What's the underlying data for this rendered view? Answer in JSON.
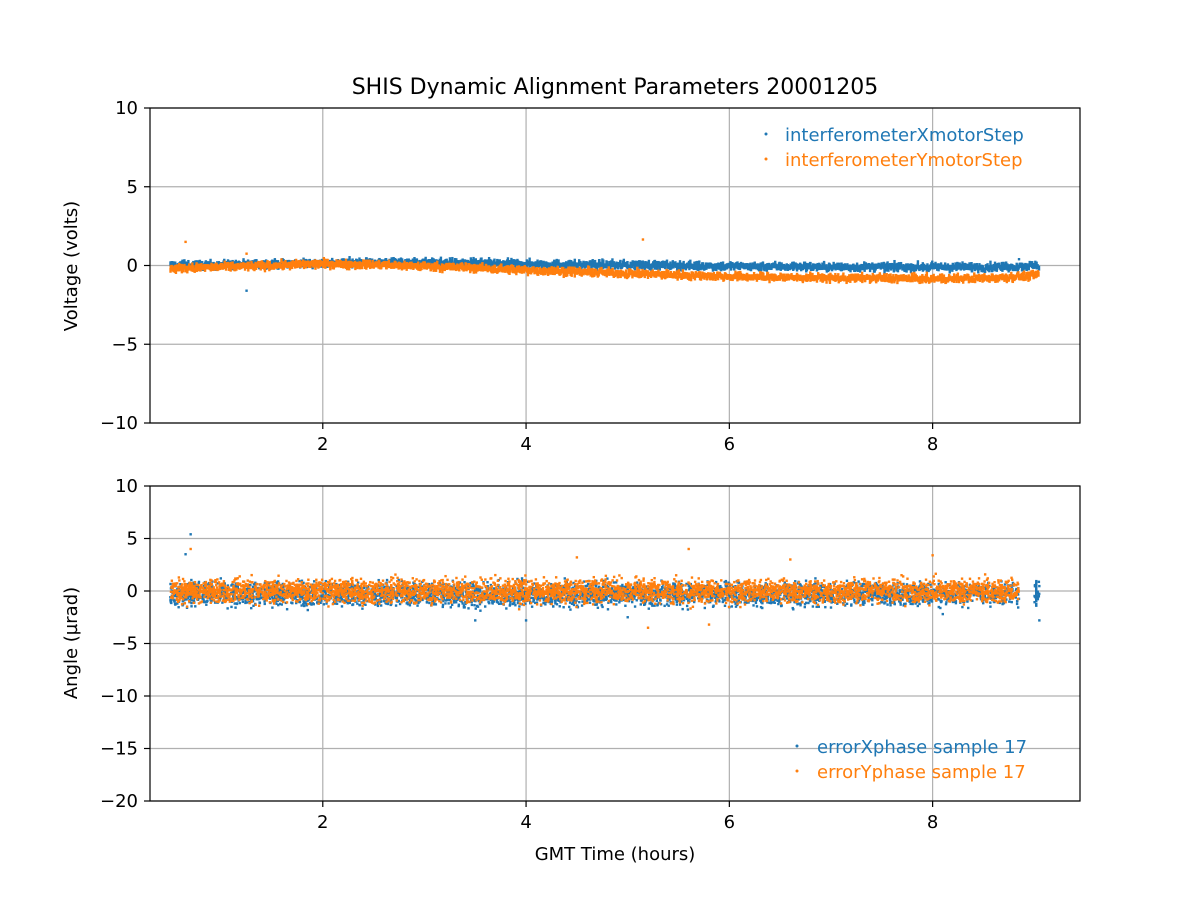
{
  "figure": {
    "title": "SHIS Dynamic Alignment Parameters 20001205"
  },
  "chart_data": [
    {
      "type": "scatter",
      "xlabel": "",
      "ylabel": "Voltage (volts)",
      "xlim": [
        0.3,
        9.45
      ],
      "ylim": [
        -10,
        10
      ],
      "xticks": [
        2,
        4,
        6,
        8
      ],
      "yticks": [
        10,
        5,
        0,
        -5,
        -10
      ],
      "ytick_labels": [
        "10",
        "5",
        "0",
        "−5",
        "−10"
      ],
      "grid": true,
      "legend_position": "top-right",
      "series": [
        {
          "name": "interferometerXmotorStep",
          "color": "#1f77b4",
          "x": [
            0.5,
            1.0,
            1.5,
            2.0,
            2.5,
            3.0,
            3.5,
            4.0,
            4.5,
            5.0,
            5.5,
            6.0,
            6.5,
            7.0,
            7.5,
            8.0,
            8.5,
            8.85,
            9.05
          ],
          "y": [
            0.0,
            0.05,
            0.1,
            0.15,
            0.2,
            0.2,
            0.15,
            0.1,
            0.05,
            0.05,
            0.0,
            -0.05,
            -0.05,
            -0.1,
            -0.1,
            -0.1,
            -0.1,
            -0.05,
            0.0
          ],
          "outliers": [
            [
              1.25,
              -1.6
            ],
            [
              0.62,
              0.3
            ],
            [
              8.85,
              0.4
            ]
          ]
        },
        {
          "name": "interferometerYmotorStep",
          "color": "#ff7f0e",
          "x": [
            0.5,
            1.0,
            1.5,
            2.0,
            2.5,
            3.0,
            3.5,
            4.0,
            4.5,
            5.0,
            5.5,
            6.0,
            6.5,
            7.0,
            7.5,
            8.0,
            8.5,
            8.85,
            9.05
          ],
          "y": [
            -0.2,
            -0.1,
            0.0,
            0.1,
            0.05,
            -0.05,
            -0.15,
            -0.3,
            -0.4,
            -0.5,
            -0.6,
            -0.7,
            -0.75,
            -0.8,
            -0.8,
            -0.85,
            -0.8,
            -0.7,
            -0.6
          ],
          "outliers": [
            [
              0.65,
              1.5
            ],
            [
              1.25,
              0.75
            ],
            [
              5.15,
              1.65
            ]
          ]
        }
      ]
    },
    {
      "type": "scatter",
      "xlabel": "GMT Time (hours)",
      "ylabel": "Angle (µrad)",
      "xlim": [
        0.3,
        9.45
      ],
      "ylim": [
        -20,
        10
      ],
      "xticks": [
        2,
        4,
        6,
        8
      ],
      "yticks": [
        10,
        5,
        0,
        -5,
        -10,
        -15,
        -20
      ],
      "ytick_labels": [
        "10",
        "5",
        "0",
        "−5",
        "−10",
        "−15",
        "−20"
      ],
      "grid": true,
      "legend_position": "bottom-right",
      "series": [
        {
          "name": "errorXphase sample 17",
          "color": "#1f77b4",
          "x_range": [
            0.5,
            9.05
          ],
          "center": -0.3,
          "band": [
            -2.0,
            1.2
          ],
          "outliers": [
            [
              0.7,
              5.4
            ],
            [
              0.65,
              3.5
            ],
            [
              3.5,
              -2.8
            ],
            [
              4.0,
              -2.8
            ],
            [
              5.0,
              -2.5
            ],
            [
              8.1,
              -2.2
            ],
            [
              9.05,
              -2.8
            ]
          ]
        },
        {
          "name": "errorYphase sample 17",
          "color": "#ff7f0e",
          "x_range": [
            0.5,
            8.85
          ],
          "center": 0.0,
          "band": [
            -2.0,
            2.0
          ],
          "outliers": [
            [
              0.7,
              4.0
            ],
            [
              5.6,
              4.0
            ],
            [
              8.0,
              3.4
            ],
            [
              4.5,
              3.2
            ],
            [
              5.2,
              -3.5
            ],
            [
              5.8,
              -3.2
            ],
            [
              6.6,
              3.0
            ]
          ]
        }
      ]
    }
  ]
}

◆ DIRECTION ◆
Give all the entries again exactly, dropping each picture.

◆ RESPONSE TO THE TASK ◆
What's the underlying data for this rendered view? Answer in JSON.
{
  "figure": {
    "title": "SHIS Dynamic Alignment Parameters 20001205"
  },
  "chart_data": [
    {
      "type": "scatter",
      "xlabel": "",
      "ylabel": "Voltage (volts)",
      "xlim": [
        0.3,
        9.45
      ],
      "ylim": [
        -10,
        10
      ],
      "xticks": [
        2,
        4,
        6,
        8
      ],
      "yticks": [
        10,
        5,
        0,
        -5,
        -10
      ],
      "ytick_labels": [
        "10",
        "5",
        "0",
        "−5",
        "−10"
      ],
      "grid": true,
      "legend_position": "top-right",
      "series": [
        {
          "name": "interferometerXmotorStep",
          "color": "#1f77b4",
          "x": [
            0.5,
            1.0,
            1.5,
            2.0,
            2.5,
            3.0,
            3.5,
            4.0,
            4.5,
            5.0,
            5.5,
            6.0,
            6.5,
            7.0,
            7.5,
            8.0,
            8.5,
            8.85,
            9.05
          ],
          "y": [
            0.0,
            0.05,
            0.1,
            0.15,
            0.2,
            0.2,
            0.15,
            0.1,
            0.05,
            0.05,
            0.0,
            -0.05,
            -0.05,
            -0.1,
            -0.1,
            -0.1,
            -0.1,
            -0.05,
            0.0
          ],
          "outliers": [
            [
              1.25,
              -1.6
            ],
            [
              0.62,
              0.3
            ],
            [
              8.85,
              0.4
            ]
          ]
        },
        {
          "name": "interferometerYmotorStep",
          "color": "#ff7f0e",
          "x": [
            0.5,
            1.0,
            1.5,
            2.0,
            2.5,
            3.0,
            3.5,
            4.0,
            4.5,
            5.0,
            5.5,
            6.0,
            6.5,
            7.0,
            7.5,
            8.0,
            8.5,
            8.85,
            9.05
          ],
          "y": [
            -0.2,
            -0.1,
            0.0,
            0.1,
            0.05,
            -0.05,
            -0.15,
            -0.3,
            -0.4,
            -0.5,
            -0.6,
            -0.7,
            -0.75,
            -0.8,
            -0.8,
            -0.85,
            -0.8,
            -0.7,
            -0.6
          ],
          "outliers": [
            [
              0.65,
              1.5
            ],
            [
              1.25,
              0.75
            ],
            [
              5.15,
              1.65
            ]
          ]
        }
      ]
    },
    {
      "type": "scatter",
      "xlabel": "GMT Time (hours)",
      "ylabel": "Angle (µrad)",
      "xlim": [
        0.3,
        9.45
      ],
      "ylim": [
        -20,
        10
      ],
      "xticks": [
        2,
        4,
        6,
        8
      ],
      "yticks": [
        10,
        5,
        0,
        -5,
        -10,
        -15,
        -20
      ],
      "ytick_labels": [
        "10",
        "5",
        "0",
        "−5",
        "−10",
        "−15",
        "−20"
      ],
      "grid": true,
      "legend_position": "bottom-right",
      "series": [
        {
          "name": "errorXphase sample 17",
          "color": "#1f77b4",
          "x_range": [
            0.5,
            9.05
          ],
          "center": -0.3,
          "band": [
            -2.0,
            1.2
          ],
          "outliers": [
            [
              0.7,
              5.4
            ],
            [
              0.65,
              3.5
            ],
            [
              3.5,
              -2.8
            ],
            [
              4.0,
              -2.8
            ],
            [
              5.0,
              -2.5
            ],
            [
              8.1,
              -2.2
            ],
            [
              9.05,
              -2.8
            ]
          ]
        },
        {
          "name": "errorYphase sample 17",
          "color": "#ff7f0e",
          "x_range": [
            0.5,
            8.85
          ],
          "center": 0.0,
          "band": [
            -2.0,
            2.0
          ],
          "outliers": [
            [
              0.7,
              4.0
            ],
            [
              5.6,
              4.0
            ],
            [
              8.0,
              3.4
            ],
            [
              4.5,
              3.2
            ],
            [
              5.2,
              -3.5
            ],
            [
              5.8,
              -3.2
            ],
            [
              6.6,
              3.0
            ]
          ]
        }
      ]
    }
  ]
}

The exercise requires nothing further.